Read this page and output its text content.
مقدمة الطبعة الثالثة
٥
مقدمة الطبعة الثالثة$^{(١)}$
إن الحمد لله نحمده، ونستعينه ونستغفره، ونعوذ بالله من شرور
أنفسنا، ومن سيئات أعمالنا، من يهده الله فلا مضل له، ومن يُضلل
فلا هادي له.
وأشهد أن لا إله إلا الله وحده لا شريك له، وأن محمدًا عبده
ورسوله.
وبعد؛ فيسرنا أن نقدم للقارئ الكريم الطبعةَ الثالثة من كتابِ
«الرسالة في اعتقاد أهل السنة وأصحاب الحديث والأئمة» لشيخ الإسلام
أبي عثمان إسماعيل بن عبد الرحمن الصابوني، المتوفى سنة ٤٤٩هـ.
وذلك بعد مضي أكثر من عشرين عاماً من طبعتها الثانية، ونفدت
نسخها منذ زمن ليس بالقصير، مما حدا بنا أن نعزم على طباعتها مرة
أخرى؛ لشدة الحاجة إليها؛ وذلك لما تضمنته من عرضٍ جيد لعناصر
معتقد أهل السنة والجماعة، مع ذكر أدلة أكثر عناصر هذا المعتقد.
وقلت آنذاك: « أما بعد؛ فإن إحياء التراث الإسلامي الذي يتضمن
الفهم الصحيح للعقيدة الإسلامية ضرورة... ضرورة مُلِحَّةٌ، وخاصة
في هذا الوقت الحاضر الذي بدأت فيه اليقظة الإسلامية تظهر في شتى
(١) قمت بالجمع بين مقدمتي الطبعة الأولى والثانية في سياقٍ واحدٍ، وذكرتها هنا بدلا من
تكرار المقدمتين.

> Task to complete: Extract the entries above verbatim.

> Result for this exercise:
Read this page and output its text content.
مقدمة الطبعة الثالثة
٥
مقدمة الطبعة الثالثة$^{(١)}$
إن الحمد لله نحمده، ونستعينه ونستغفره، ونعوذ بالله من شرور
أنفسنا، ومن سيئات أعمالنا، من يهده الله فلا مضل له، ومن يُضلل
فلا هادي له.
وأشهد أن لا إله إلا الله وحده لا شريك له، وأن محمدًا عبده
ورسوله.
وبعد؛ فيسرنا أن نقدم للقارئ الكريم الطبعةَ الثالثة من كتابِ
«الرسالة في اعتقاد أهل السنة وأصحاب الحديث والأئمة» لشيخ الإسلام
أبي عثمان إسماعيل بن عبد الرحمن الصابوني، المتوفى سنة ٤٤٩هـ.
وذلك بعد مضي أكثر من عشرين عاماً من طبعتها الثانية، ونفدت
نسخها منذ زمن ليس بالقصير، مما حدا بنا أن نعزم على طباعتها مرة
أخرى؛ لشدة الحاجة إليها؛ وذلك لما تضمنته من عرضٍ جيد لعناصر
معتقد أهل السنة والجماعة، مع ذكر أدلة أكثر عناصر هذا المعتقد.
وقلت آنذاك: « أما بعد؛ فإن إحياء التراث الإسلامي الذي يتضمن
الفهم الصحيح للعقيدة الإسلامية ضرورة... ضرورة مُلِحَّةٌ، وخاصة
في هذا الوقت الحاضر الذي بدأت فيه اليقظة الإسلامية تظهر في شتى
(١) قمت بالجمع بين مقدمتي الطبعة الأولى والثانية في سياقٍ واحدٍ، وذكرتها هنا بدلا من
تكرار المقدمتين.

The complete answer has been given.